• _SOURCE RECORDS_
——————
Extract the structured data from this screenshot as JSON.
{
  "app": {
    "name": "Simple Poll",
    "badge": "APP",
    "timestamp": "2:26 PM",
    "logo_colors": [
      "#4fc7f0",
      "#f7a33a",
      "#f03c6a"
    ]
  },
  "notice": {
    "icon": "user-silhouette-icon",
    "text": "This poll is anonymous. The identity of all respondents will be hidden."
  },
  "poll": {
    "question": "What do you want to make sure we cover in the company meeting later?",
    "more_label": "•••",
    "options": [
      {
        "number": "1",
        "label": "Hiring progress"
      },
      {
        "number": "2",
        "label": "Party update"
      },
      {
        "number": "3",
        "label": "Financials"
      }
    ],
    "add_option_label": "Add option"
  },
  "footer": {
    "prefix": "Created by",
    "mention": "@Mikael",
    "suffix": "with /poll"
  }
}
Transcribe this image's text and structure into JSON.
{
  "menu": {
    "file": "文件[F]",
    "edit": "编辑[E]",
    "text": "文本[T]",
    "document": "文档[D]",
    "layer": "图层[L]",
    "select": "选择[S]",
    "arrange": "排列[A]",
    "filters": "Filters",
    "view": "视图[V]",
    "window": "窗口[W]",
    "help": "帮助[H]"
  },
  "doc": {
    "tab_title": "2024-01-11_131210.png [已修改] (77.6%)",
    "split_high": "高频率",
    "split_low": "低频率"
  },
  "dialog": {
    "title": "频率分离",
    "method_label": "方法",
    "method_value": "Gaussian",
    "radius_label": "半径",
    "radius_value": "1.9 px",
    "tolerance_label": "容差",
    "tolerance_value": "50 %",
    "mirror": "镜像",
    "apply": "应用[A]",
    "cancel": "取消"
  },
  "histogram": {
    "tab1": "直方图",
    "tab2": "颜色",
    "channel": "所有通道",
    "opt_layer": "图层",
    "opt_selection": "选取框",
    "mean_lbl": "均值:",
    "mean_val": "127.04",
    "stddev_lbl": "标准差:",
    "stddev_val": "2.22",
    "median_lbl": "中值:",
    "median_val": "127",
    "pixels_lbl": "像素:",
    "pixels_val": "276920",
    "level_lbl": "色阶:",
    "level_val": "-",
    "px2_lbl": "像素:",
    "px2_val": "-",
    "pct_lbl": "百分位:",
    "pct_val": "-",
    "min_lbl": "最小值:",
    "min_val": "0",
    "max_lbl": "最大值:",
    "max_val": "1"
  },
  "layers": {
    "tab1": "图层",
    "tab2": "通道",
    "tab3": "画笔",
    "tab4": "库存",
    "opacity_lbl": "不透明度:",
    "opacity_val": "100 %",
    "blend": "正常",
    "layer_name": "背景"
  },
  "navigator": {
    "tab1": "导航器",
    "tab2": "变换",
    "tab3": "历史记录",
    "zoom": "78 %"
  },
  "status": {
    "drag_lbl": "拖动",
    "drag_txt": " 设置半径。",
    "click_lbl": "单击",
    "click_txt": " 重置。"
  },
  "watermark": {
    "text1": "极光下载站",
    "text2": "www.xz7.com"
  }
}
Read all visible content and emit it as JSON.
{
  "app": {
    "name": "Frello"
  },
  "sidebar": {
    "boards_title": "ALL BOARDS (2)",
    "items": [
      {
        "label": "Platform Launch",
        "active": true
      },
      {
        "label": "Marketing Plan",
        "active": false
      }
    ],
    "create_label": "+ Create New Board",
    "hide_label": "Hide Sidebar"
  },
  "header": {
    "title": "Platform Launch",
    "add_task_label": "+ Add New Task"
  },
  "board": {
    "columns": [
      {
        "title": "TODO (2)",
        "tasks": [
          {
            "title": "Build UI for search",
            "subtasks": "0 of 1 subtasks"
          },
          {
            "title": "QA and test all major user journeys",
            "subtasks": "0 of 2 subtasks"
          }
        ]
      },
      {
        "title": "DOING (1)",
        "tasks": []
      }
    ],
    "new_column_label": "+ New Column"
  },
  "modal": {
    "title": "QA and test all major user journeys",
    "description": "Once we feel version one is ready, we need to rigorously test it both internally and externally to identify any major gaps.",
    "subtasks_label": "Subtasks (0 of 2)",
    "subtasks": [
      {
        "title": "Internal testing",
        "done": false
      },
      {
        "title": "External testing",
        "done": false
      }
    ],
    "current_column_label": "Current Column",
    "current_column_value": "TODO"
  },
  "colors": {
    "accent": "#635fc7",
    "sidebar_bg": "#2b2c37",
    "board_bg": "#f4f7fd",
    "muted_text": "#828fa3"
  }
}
——————
• _INSTRUCTIONS FOR THE TASK_
Your task is to transcribe the material exactly.

• _RESULT FOR THIS TASK_
Extract the structured data from this screenshot as JSON.
{
  "app": {
    "name": "Simple Poll",
    "badge": "APP",
    "timestamp": "2:26 PM",
    "logo_colors": [
      "#4fc7f0",
      "#f7a33a",
      "#f03c6a"
    ]
  },
  "notice": {
    "icon": "user-silhouette-icon",
    "text": "This poll is anonymous. The identity of all respondents will be hidden."
  },
  "poll": {
    "question": "What do you want to make sure we cover in the company meeting later?",
    "more_label": "•••",
    "options": [
      {
        "number": "1",
        "label": "Hiring progress"
      },
      {
        "number": "2",
        "label": "Party update"
      },
      {
        "number": "3",
        "label": "Financials"
      }
    ],
    "add_option_label": "Add option"
  },
  "footer": {
    "prefix": "Created by",
    "mention": "@Mikael",
    "suffix": "with /poll"
  }
}
Transcribe this image's text and structure into JSON.
{
  "menu": {
    "file": "文件[F]",
    "edit": "编辑[E]",
    "text": "文本[T]",
    "document": "文档[D]",
    "layer": "图层[L]",
    "select": "选择[S]",
    "arrange": "排列[A]",
    "filters": "Filters",
    "view": "视图[V]",
    "window": "窗口[W]",
    "help": "帮助[H]"
  },
  "doc": {
    "tab_title": "2024-01-11_131210.png [已修改] (77.6%)",
    "split_high": "高频率",
    "split_low": "低频率"
  },
  "dialog": {
    "title": "频率分离",
    "method_label": "方法",
    "method_value": "Gaussian",
    "radius_label": "半径",
    "radius_value": "1.9 px",
    "tolerance_label": "容差",
    "tolerance_value": "50 %",
    "mirror": "镜像",
    "apply": "应用[A]",
    "cancel": "取消"
  },
  "histogram": {
    "tab1": "直方图",
    "tab2": "颜色",
    "channel": "所有通道",
    "opt_layer": "图层",
    "opt_selection": "选取框",
    "mean_lbl": "均值:",
    "mean_val": "127.04",
    "stddev_lbl": "标准差:",
    "stddev_val": "2.22",
    "median_lbl": "中值:",
    "median_val": "127",
    "pixels_lbl": "像素:",
    "pixels_val": "276920",
    "level_lbl": "色阶:",
    "level_val": "-",
    "px2_lbl": "像素:",
    "px2_val": "-",
    "pct_lbl": "百分位:",
    "pct_val": "-",
    "min_lbl": "最小值:",
    "min_val": "0",
    "max_lbl": "最大值:",
    "max_val": "1"
  },
  "layers": {
    "tab1": "图层",
    "tab2": "通道",
    "tab3": "画笔",
    "tab4": "库存",
    "opacity_lbl": "不透明度:",
    "opacity_val": "100 %",
    "blend": "正常",
    "layer_name": "背景"
  },
  "navigator": {
    "tab1": "导航器",
    "tab2": "变换",
    "tab3": "历史记录",
    "zoom": "78 %"
  },
  "status": {
    "drag_lbl": "拖动",
    "drag_txt": " 设置半径。",
    "click_lbl": "单击",
    "click_txt": " 重置。"
  },
  "watermark": {
    "text1": "极光下载站",
    "text2": "www.xz7.com"
  }
}
Read all visible content and emit it as JSON.
{
  "app": {
    "name": "Frello"
  },
  "sidebar": {
    "boards_title": "ALL BOARDS (2)",
    "items": [
      {
        "label": "Platform Launch",
        "active": true
      },
      {
        "label": "Marketing Plan",
        "active": false
      }
    ],
    "create_label": "+ Create New Board",
    "hide_label": "Hide Sidebar"
  },
  "header": {
    "title": "Platform Launch",
    "add_task_label": "+ Add New Task"
  },
  "board": {
    "columns": [
      {
        "title": "TODO (2)",
        "tasks": [
          {
            "title": "Build UI for search",
            "subtasks": "0 of 1 subtasks"
          },
          {
            "title": "QA and test all major user journeys",
            "subtasks": "0 of 2 subtasks"
          }
        ]
      },
      {
        "title": "DOING (1)",
        "tasks": []
      }
    ],
    "new_column_label": "+ New Column"
  },
  "modal": {
    "title": "QA and test all major user journeys",
    "description": "Once we feel version one is ready, we need to rigorously test it both internally and externally to identify any major gaps.",
    "subtasks_label": "Subtasks (0 of 2)",
    "subtasks": [
      {
        "title": "Internal testing",
        "done": false
      },
      {
        "title": "External testing",
        "done": false
      }
    ],
    "current_column_label": "Current Column",
    "current_column_value": "TODO"
  },
  "colors": {
    "accent": "#635fc7",
    "sidebar_bg": "#2b2c37",
    "board_bg": "#f4f7fd",
    "muted_text": "#828fa3"
  }
}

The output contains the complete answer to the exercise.